Set exercise>
Pull each line holding the word "source" from the data.
━━━ Working data
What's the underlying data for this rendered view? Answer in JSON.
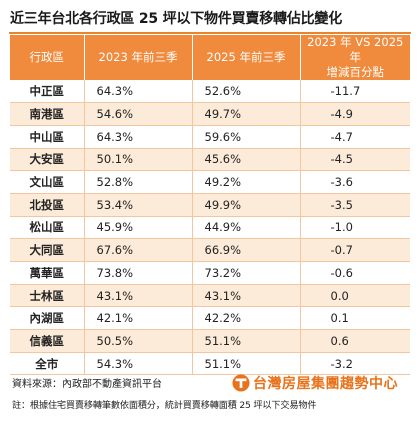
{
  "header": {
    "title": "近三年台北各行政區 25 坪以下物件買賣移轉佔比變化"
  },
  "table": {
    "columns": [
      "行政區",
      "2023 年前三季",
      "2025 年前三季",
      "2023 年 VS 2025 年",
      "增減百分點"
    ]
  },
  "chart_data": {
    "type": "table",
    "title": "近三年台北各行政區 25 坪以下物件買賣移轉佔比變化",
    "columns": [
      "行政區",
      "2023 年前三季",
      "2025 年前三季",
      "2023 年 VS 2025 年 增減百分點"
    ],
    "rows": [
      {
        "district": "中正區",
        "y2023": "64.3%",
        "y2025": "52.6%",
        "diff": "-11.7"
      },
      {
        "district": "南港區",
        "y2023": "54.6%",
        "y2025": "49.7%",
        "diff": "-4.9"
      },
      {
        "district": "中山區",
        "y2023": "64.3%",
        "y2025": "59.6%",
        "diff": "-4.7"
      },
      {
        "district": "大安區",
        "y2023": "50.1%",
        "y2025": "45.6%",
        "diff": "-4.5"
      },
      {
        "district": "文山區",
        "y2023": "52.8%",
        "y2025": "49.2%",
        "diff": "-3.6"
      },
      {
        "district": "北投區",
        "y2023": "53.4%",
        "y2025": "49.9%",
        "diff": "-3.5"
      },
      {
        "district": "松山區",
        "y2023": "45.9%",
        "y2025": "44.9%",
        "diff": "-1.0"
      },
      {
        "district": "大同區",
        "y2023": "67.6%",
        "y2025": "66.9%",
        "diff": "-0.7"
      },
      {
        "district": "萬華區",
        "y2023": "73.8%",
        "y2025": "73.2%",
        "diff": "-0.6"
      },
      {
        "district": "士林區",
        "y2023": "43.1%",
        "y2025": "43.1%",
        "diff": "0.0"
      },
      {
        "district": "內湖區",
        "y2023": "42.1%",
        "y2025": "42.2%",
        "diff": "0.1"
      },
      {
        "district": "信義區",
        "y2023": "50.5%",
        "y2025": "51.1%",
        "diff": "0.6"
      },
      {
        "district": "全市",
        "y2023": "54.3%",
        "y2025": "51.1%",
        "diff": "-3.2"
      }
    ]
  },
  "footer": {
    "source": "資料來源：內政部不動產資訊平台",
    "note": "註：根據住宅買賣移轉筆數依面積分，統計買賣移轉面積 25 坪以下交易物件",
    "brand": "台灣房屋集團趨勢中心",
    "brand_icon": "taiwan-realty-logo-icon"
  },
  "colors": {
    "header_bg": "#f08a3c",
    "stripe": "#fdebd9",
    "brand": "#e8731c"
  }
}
━━━━━━
━━━ Working data
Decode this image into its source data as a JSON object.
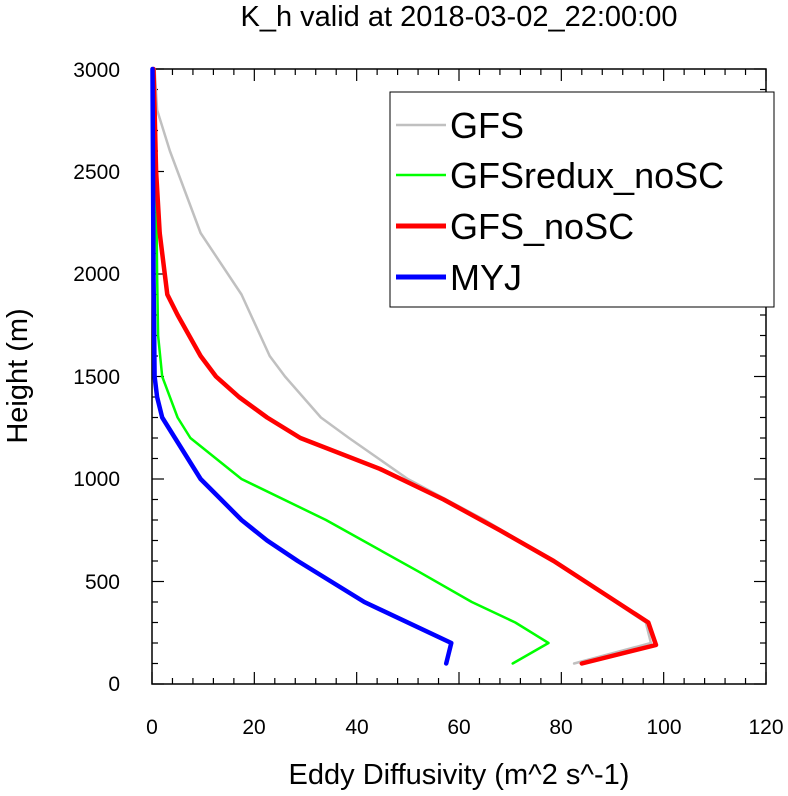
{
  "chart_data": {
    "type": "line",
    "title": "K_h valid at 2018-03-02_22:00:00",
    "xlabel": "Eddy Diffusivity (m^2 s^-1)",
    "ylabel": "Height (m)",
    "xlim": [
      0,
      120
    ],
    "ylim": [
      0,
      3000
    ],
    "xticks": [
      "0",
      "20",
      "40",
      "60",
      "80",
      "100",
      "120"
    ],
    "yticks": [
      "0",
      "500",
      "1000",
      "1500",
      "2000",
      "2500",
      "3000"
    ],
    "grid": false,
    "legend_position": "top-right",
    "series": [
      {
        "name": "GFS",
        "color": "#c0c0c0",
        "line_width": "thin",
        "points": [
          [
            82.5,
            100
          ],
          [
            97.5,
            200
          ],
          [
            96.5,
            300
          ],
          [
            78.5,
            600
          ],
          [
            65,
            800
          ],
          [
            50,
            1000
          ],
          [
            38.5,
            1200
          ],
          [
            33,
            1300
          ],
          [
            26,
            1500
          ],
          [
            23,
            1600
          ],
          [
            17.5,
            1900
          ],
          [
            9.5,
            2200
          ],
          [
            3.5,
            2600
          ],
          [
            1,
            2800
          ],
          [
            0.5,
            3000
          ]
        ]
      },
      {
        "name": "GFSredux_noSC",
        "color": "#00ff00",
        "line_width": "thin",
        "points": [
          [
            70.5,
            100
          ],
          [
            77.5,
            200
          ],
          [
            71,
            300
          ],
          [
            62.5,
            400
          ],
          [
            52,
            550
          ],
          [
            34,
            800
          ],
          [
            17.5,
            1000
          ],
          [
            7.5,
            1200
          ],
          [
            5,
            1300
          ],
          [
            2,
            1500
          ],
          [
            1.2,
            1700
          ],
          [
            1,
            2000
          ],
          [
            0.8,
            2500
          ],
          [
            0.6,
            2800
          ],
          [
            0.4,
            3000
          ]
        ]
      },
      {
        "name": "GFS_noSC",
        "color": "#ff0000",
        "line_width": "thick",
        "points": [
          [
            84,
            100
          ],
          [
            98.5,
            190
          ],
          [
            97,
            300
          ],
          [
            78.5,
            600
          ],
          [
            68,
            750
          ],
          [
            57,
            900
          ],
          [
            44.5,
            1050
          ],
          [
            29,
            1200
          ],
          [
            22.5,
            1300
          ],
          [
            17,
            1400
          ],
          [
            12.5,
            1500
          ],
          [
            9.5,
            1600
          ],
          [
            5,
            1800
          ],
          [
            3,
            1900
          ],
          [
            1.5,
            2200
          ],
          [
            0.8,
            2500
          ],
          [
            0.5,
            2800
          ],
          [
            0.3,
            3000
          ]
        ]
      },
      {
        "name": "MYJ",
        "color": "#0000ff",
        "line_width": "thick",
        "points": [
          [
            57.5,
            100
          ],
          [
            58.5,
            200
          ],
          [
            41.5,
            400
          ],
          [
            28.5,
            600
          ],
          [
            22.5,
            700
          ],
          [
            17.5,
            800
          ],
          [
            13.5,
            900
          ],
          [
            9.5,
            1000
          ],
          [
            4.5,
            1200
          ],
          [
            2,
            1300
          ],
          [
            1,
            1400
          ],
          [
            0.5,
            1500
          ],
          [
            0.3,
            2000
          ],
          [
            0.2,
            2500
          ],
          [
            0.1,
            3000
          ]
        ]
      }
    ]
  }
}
━━━━━━
Solution to this problem>
    "source": "資料來源：內政部不動產資訊平台",
Decode this image into its source data as a JSON object.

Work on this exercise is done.